Saved entries:

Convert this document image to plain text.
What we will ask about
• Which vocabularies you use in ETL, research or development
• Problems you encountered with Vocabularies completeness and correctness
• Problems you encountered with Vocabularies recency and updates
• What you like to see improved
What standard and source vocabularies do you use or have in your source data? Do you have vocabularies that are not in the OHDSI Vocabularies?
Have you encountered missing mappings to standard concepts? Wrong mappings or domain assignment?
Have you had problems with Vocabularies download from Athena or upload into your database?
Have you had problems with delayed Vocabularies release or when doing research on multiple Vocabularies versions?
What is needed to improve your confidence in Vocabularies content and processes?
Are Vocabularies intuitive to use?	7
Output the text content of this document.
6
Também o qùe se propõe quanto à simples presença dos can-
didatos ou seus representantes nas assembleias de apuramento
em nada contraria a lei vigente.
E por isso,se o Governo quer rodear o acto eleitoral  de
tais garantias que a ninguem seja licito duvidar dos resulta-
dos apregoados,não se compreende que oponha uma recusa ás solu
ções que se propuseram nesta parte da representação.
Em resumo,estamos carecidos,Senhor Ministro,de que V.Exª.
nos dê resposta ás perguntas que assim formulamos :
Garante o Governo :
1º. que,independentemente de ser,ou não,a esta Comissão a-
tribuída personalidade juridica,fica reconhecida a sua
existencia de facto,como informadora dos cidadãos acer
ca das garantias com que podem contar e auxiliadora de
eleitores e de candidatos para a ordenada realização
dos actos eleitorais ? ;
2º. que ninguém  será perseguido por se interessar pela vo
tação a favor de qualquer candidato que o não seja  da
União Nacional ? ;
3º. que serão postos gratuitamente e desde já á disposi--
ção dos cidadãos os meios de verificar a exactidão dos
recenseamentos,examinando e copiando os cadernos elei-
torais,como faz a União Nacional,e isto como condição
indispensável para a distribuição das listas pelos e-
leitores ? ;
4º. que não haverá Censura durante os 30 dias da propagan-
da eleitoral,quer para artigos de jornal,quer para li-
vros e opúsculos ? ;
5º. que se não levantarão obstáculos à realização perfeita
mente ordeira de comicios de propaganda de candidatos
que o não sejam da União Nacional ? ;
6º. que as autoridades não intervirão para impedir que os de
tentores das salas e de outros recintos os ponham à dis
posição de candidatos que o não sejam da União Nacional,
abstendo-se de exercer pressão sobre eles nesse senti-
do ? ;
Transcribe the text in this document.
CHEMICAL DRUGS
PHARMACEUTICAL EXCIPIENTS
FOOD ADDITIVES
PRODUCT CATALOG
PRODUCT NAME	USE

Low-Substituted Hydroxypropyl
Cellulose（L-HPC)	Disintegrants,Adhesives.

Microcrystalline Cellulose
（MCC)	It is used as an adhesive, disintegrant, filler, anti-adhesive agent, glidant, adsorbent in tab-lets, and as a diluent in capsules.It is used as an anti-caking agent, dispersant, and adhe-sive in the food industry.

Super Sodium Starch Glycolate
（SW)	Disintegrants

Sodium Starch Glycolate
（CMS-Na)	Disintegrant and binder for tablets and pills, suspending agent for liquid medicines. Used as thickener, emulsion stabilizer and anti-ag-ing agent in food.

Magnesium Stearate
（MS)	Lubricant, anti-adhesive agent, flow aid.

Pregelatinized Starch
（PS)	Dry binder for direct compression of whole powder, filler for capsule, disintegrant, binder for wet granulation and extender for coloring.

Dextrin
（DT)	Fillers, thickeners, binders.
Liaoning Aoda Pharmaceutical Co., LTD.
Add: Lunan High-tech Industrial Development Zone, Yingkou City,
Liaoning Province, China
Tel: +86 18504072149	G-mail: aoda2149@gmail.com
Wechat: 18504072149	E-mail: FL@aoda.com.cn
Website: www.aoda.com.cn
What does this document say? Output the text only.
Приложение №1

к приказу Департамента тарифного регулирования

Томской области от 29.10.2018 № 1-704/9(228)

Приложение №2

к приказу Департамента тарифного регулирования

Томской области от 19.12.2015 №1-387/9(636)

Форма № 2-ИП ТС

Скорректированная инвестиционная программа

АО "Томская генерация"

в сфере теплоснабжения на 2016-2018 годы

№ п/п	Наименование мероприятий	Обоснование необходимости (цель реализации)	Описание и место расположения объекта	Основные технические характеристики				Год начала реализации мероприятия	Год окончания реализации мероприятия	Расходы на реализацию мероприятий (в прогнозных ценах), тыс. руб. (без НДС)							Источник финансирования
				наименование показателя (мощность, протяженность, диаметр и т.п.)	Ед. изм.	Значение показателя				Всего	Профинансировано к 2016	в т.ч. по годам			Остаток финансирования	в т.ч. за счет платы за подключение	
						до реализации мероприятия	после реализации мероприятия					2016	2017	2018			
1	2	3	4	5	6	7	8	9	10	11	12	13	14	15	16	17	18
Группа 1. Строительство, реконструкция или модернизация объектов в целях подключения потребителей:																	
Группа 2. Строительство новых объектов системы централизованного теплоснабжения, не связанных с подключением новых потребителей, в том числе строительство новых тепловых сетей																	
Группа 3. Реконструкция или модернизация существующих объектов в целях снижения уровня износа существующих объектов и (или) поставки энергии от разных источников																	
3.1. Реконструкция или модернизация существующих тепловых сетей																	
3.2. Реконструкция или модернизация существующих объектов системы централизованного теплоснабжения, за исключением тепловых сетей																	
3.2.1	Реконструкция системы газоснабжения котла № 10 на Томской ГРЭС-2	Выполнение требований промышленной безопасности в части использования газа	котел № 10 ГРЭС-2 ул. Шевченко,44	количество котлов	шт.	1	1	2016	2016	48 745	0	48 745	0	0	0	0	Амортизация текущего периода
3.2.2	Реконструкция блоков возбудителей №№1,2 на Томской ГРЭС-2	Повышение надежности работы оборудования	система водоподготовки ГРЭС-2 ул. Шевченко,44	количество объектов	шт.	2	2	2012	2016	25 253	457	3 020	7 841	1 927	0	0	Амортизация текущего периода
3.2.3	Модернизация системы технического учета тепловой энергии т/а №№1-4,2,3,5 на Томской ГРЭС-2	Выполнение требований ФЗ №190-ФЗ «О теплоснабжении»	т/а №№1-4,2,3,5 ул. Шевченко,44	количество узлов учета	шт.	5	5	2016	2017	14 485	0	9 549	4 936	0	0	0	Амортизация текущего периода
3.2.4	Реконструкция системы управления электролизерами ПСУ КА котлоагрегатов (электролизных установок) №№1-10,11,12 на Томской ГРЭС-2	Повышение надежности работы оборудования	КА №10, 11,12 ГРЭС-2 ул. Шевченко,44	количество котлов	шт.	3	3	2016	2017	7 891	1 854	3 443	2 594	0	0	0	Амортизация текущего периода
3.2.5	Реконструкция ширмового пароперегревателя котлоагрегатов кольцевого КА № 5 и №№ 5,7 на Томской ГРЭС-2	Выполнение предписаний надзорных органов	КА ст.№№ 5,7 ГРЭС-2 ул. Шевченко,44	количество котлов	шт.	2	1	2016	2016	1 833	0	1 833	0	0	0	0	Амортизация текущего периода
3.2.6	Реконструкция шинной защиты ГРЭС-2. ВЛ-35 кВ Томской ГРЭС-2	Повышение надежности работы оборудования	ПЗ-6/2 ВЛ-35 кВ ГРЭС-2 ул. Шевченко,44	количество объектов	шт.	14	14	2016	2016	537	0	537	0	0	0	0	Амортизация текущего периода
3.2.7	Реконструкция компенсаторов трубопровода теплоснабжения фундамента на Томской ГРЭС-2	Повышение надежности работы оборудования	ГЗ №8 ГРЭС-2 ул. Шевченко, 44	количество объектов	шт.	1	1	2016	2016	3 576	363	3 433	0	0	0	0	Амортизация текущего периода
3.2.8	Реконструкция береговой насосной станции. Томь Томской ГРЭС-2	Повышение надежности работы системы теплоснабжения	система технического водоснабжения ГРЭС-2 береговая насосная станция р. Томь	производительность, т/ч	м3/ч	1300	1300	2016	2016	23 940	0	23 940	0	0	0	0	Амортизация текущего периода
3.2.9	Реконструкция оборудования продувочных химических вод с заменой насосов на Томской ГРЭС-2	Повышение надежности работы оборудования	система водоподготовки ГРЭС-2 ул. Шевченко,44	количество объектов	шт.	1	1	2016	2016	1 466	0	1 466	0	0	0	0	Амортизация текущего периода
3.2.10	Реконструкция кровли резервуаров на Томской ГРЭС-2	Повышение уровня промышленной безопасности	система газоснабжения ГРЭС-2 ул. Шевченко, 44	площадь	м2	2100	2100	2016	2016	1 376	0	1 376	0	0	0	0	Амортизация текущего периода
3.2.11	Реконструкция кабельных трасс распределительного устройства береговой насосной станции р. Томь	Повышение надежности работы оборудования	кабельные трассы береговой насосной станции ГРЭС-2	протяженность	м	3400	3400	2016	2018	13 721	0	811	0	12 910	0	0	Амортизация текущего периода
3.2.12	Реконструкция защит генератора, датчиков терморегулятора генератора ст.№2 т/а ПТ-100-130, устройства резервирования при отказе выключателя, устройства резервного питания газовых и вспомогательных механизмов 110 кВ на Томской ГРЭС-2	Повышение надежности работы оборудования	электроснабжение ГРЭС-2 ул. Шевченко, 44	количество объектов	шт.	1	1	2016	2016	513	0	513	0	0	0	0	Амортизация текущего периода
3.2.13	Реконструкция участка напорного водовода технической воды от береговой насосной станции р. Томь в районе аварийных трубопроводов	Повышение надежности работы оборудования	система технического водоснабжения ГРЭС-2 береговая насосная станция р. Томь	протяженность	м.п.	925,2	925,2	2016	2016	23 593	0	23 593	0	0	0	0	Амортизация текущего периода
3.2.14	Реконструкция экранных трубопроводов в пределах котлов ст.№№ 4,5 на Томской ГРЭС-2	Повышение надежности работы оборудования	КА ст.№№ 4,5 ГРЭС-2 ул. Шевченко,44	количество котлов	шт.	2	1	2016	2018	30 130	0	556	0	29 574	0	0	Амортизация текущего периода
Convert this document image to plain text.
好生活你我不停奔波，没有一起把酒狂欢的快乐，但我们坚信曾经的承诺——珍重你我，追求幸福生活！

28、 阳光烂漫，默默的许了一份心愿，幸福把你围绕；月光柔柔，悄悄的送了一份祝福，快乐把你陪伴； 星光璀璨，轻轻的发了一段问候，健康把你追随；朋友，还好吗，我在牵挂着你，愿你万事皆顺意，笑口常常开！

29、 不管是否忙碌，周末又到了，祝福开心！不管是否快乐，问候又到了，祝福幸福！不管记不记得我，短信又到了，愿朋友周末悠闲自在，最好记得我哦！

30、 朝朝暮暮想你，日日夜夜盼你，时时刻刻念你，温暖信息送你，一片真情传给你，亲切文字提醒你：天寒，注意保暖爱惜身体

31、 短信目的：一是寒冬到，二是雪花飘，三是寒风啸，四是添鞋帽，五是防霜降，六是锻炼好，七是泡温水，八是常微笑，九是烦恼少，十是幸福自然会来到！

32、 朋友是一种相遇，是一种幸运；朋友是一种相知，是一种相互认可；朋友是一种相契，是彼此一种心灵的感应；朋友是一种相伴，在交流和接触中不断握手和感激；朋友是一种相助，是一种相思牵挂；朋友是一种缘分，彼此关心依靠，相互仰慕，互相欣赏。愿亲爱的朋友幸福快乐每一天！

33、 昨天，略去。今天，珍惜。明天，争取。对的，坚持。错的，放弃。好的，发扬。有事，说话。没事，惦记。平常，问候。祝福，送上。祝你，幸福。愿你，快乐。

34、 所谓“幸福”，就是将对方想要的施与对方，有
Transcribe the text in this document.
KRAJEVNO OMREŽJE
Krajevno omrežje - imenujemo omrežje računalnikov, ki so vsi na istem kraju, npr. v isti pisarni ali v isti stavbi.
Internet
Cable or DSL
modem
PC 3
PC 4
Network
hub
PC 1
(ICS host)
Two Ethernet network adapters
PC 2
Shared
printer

Direction:
Find the lines above holding the word "целях" and show them.

Full solution:
Группа 1. Строительство, реконструкция или модернизация объектов в целях подключения потребителей:																	
Группа 3. Реконструкция или модернизация существующих объектов в целях снижения уровня износа существующих объектов и (или) поставки энергии от разных источников																	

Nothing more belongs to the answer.